- [PROVIDED DATA]

□ □ □

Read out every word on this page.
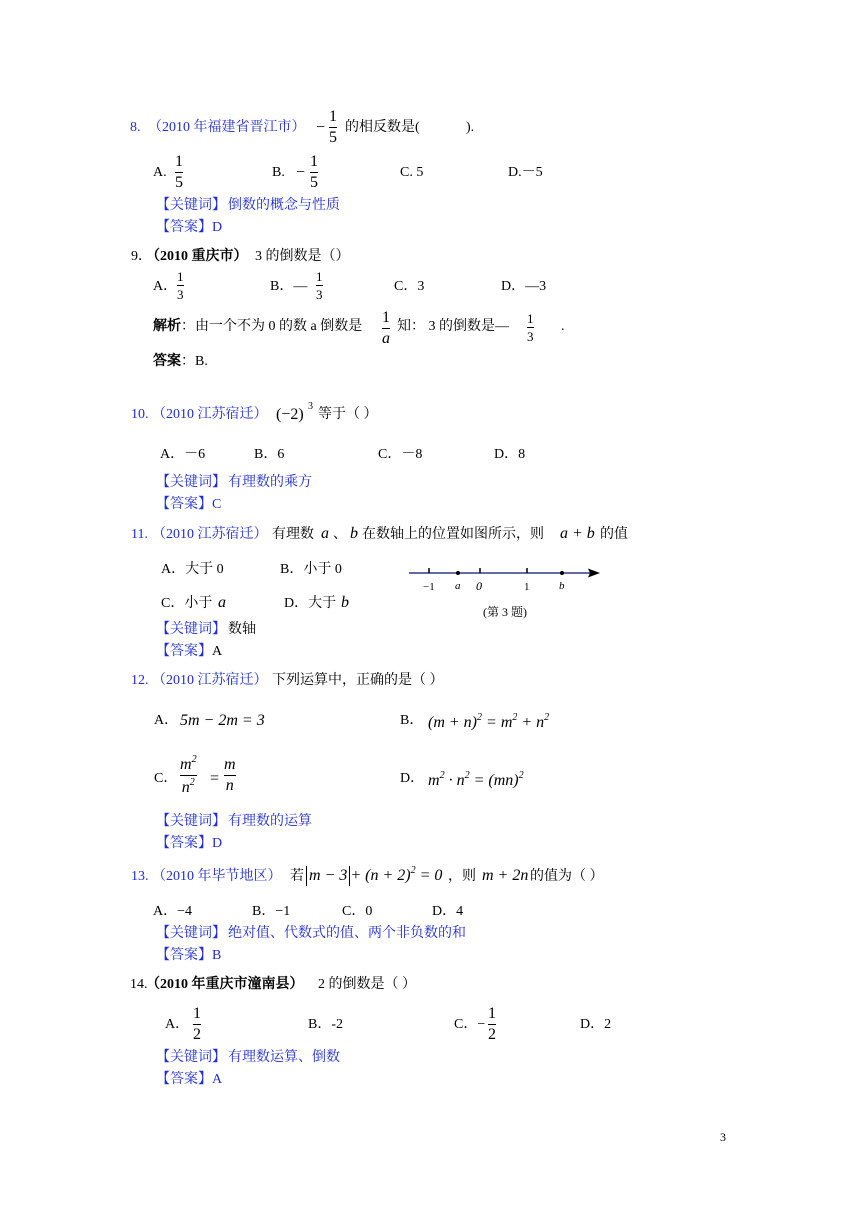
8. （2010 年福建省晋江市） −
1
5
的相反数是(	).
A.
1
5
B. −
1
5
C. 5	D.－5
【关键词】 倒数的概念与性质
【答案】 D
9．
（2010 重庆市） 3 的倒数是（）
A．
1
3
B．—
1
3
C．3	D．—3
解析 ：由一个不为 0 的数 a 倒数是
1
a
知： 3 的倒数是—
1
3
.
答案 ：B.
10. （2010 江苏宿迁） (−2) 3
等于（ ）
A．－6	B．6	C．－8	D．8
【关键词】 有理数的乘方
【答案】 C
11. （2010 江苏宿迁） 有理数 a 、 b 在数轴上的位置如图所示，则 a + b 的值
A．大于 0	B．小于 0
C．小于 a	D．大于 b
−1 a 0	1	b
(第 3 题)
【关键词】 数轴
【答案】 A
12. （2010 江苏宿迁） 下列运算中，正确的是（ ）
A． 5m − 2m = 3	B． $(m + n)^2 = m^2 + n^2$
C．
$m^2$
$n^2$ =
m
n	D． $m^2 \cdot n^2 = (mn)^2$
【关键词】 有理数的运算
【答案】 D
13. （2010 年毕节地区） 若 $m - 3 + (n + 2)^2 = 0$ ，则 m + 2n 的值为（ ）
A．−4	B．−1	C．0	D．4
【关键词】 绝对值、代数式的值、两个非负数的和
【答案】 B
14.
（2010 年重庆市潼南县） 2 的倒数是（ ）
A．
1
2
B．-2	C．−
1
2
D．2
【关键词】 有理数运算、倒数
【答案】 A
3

□ □ □

- [PROMPT]
Pick out each line that holds the string "的倒数是".

- [RIGHT ANSWER]
（2010 重庆市） 3 的倒数是（）
知： 3 的倒数是—
（2010 年重庆市潼南县） 2 的倒数是（ ）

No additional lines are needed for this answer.